■ What is required ■
Copy each line exactly. Drop every picture.

■ Task inputs ■
>>
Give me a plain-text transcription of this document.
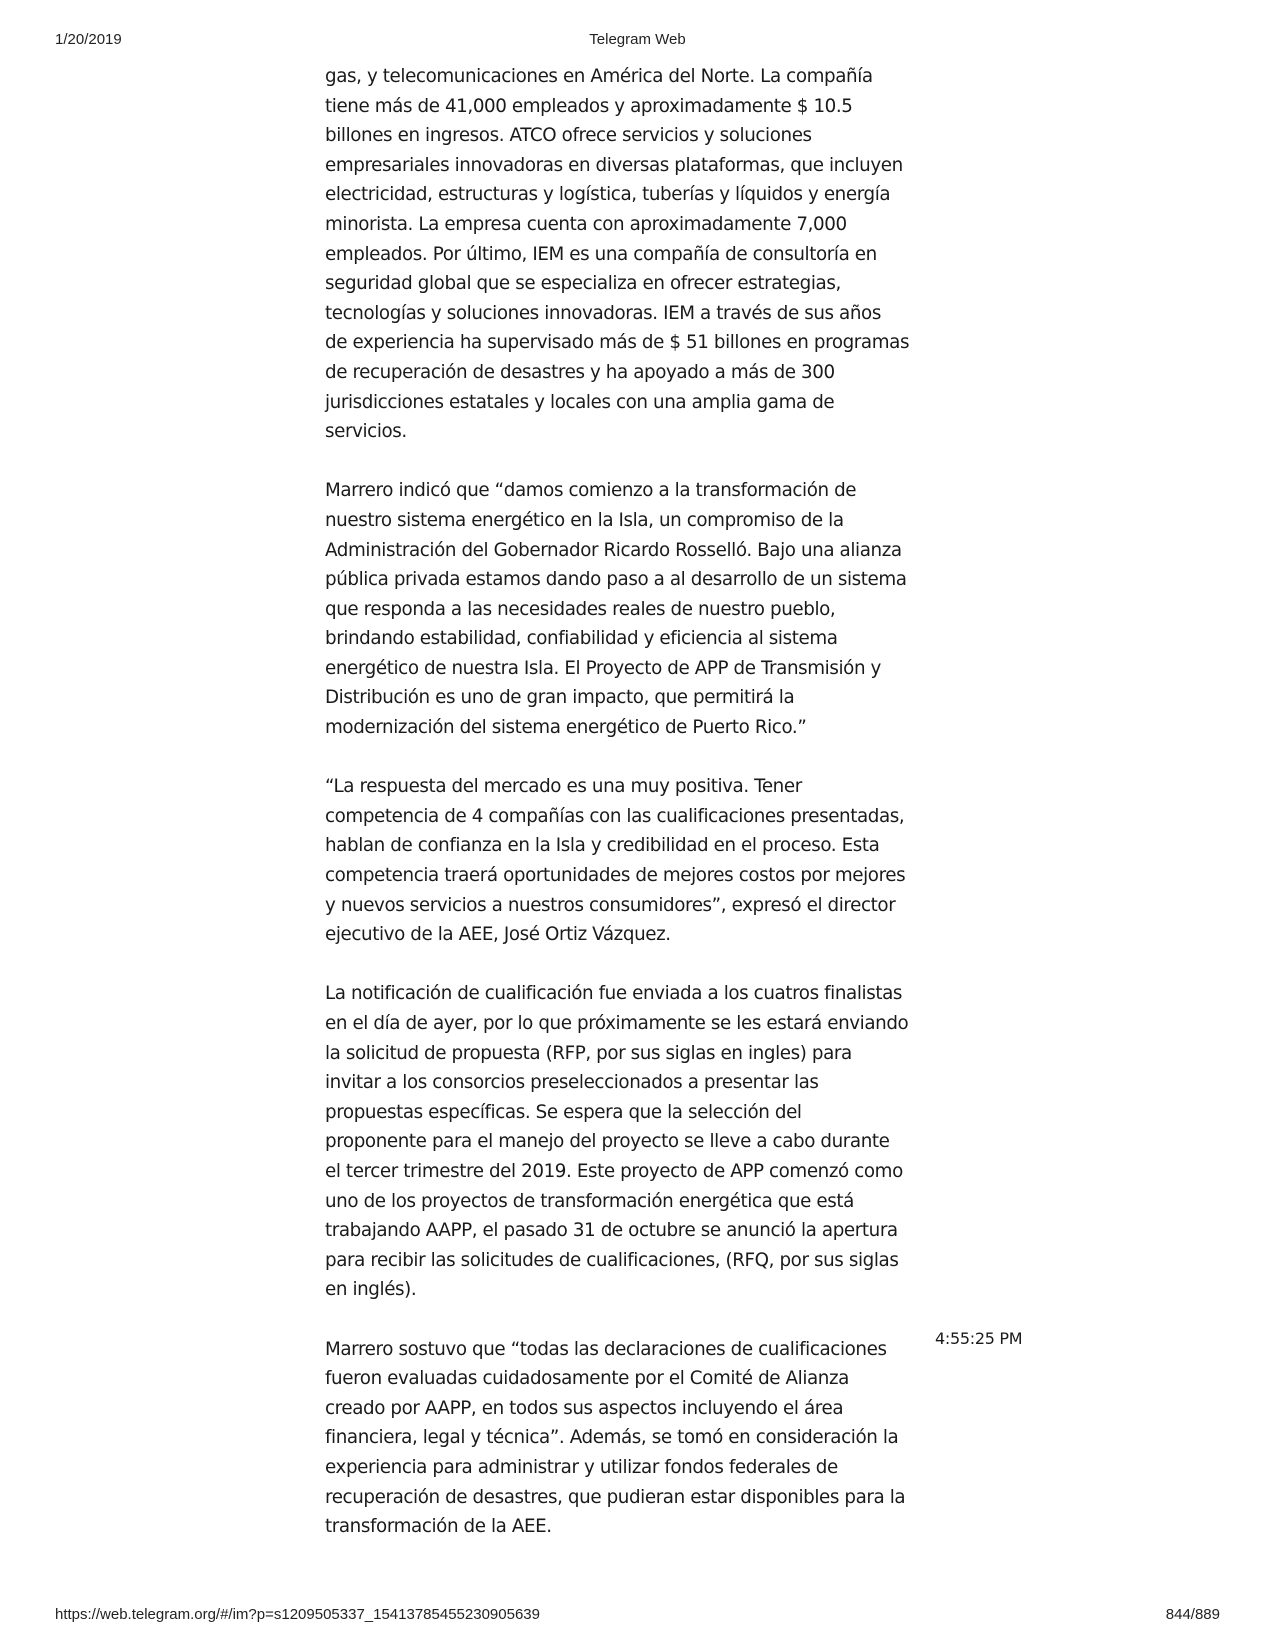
1/20/2019	Telegram Web

gas, y telecomunicaciones en América del Norte. La compañía
tiene más de 41,000 empleados y aproximadamente $ 10.5
billones en ingresos. ATCO ofrece servicios y soluciones
empresariales innovadoras en diversas plataformas, que incluyen
electricidad, estructuras y logística, tuberías y líquidos y energía
minorista. La empresa cuenta con aproximadamente 7,000
empleados. Por último, IEM es una compañía de consultoría en
seguridad global que se especializa en ofrecer estrategias,
tecnologías y soluciones innovadoras. IEM a través de sus años
de experiencia ha supervisado más de $ 51 billones en programas
de recuperación de desastres y ha apoyado a más de 300
jurisdicciones estatales y locales con una amplia gama de
servicios.

Marrero indicó que “damos comienzo a la transformación de
nuestro sistema energético en la Isla, un compromiso de la
Administración del Gobernador Ricardo Rosselló. Bajo una alianza
pública privada estamos dando paso a al desarrollo de un sistema
que responda a las necesidades reales de nuestro pueblo,
brindando estabilidad, confiabilidad y eficiencia al sistema
energético de nuestra Isla. El Proyecto de APP de Transmisión y
Distribución es uno de gran impacto, que permitirá la
modernización del sistema energético de Puerto Rico.”

“La respuesta del mercado es una muy positiva. Tener
competencia de 4 compañías con las cualificaciones presentadas,
hablan de confianza en la Isla y credibilidad en el proceso. Esta
competencia traerá oportunidades de mejores costos por mejores
y nuevos servicios a nuestros consumidores”, expresó el director
ejecutivo de la AEE, José Ortiz Vázquez.

La notificación de cualificación fue enviada a los cuatros finalistas
en el día de ayer, por lo que próximamente se les estará enviando
la solicitud de propuesta (RFP, por sus siglas en ingles) para
invitar a los consorcios preseleccionados a presentar las
propuestas específicas. Se espera que la selección del
proponente para el manejo del proyecto se lleve a cabo durante
el tercer trimestre del 2019. Este proyecto de APP comenzó como
uno de los proyectos de transformación energética que está
trabajando AAPP, el pasado 31 de octubre se anunció la apertura
para recibir las solicitudes de cualificaciones, (RFQ, por sus siglas
en inglés).

Marrero sostuvo que “todas las declaraciones de cualificaciones
fueron evaluadas cuidadosamente por el Comité de Alianza
creado por AAPP, en todos sus aspectos incluyendo el área
financiera, legal y técnica”. Además, se tomó en consideración la
experiencia para administrar y utilizar fondos federales de
recuperación de desastres, que pudieran estar disponibles para la
transformación de la AEE.

4:55:25 PM
https://web.telegram.org/#/im?p=s1209505337_15413785455230905639	844/889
<<
■ Reply ■
Give me a plain-text transcription of this document.
1/20/2019	Telegram Web

gas, y telecomunicaciones en América del Norte. La compañía
tiene más de 41,000 empleados y aproximadamente $ 10.5
billones en ingresos. ATCO ofrece servicios y soluciones
empresariales innovadoras en diversas plataformas, que incluyen
electricidad, estructuras y logística, tuberías y líquidos y energía
minorista. La empresa cuenta con aproximadamente 7,000
empleados. Por último, IEM es una compañía de consultoría en
seguridad global que se especializa en ofrecer estrategias,
tecnologías y soluciones innovadoras. IEM a través de sus años
de experiencia ha supervisado más de $ 51 billones en programas
de recuperación de desastres y ha apoyado a más de 300
jurisdicciones estatales y locales con una amplia gama de
servicios.

Marrero indicó que “damos comienzo a la transformación de
nuestro sistema energético en la Isla, un compromiso de la
Administración del Gobernador Ricardo Rosselló. Bajo una alianza
pública privada estamos dando paso a al desarrollo de un sistema
que responda a las necesidades reales de nuestro pueblo,
brindando estabilidad, confiabilidad y eficiencia al sistema
energético de nuestra Isla. El Proyecto de APP de Transmisión y
Distribución es uno de gran impacto, que permitirá la
modernización del sistema energético de Puerto Rico.”

“La respuesta del mercado es una muy positiva. Tener
competencia de 4 compañías con las cualificaciones presentadas,
hablan de confianza en la Isla y credibilidad en el proceso. Esta
competencia traerá oportunidades de mejores costos por mejores
y nuevos servicios a nuestros consumidores”, expresó el director
ejecutivo de la AEE, José Ortiz Vázquez.

La notificación de cualificación fue enviada a los cuatros finalistas
en el día de ayer, por lo que próximamente se les estará enviando
la solicitud de propuesta (RFP, por sus siglas en ingles) para
invitar a los consorcios preseleccionados a presentar las
propuestas específicas. Se espera que la selección del
proponente para el manejo del proyecto se lleve a cabo durante
el tercer trimestre del 2019. Este proyecto de APP comenzó como
uno de los proyectos de transformación energética que está
trabajando AAPP, el pasado 31 de octubre se anunció la apertura
para recibir las solicitudes de cualificaciones, (RFQ, por sus siglas
en inglés).

Marrero sostuvo que “todas las declaraciones de cualificaciones
fueron evaluadas cuidadosamente por el Comité de Alianza
creado por AAPP, en todos sus aspectos incluyendo el área
financiera, legal y técnica”. Además, se tomó en consideración la
experiencia para administrar y utilizar fondos federales de
recuperación de desastres, que pudieran estar disponibles para la
transformación de la AEE.

4:55:25 PM
https://web.telegram.org/#/im?p=s1209505337_15413785455230905639	844/889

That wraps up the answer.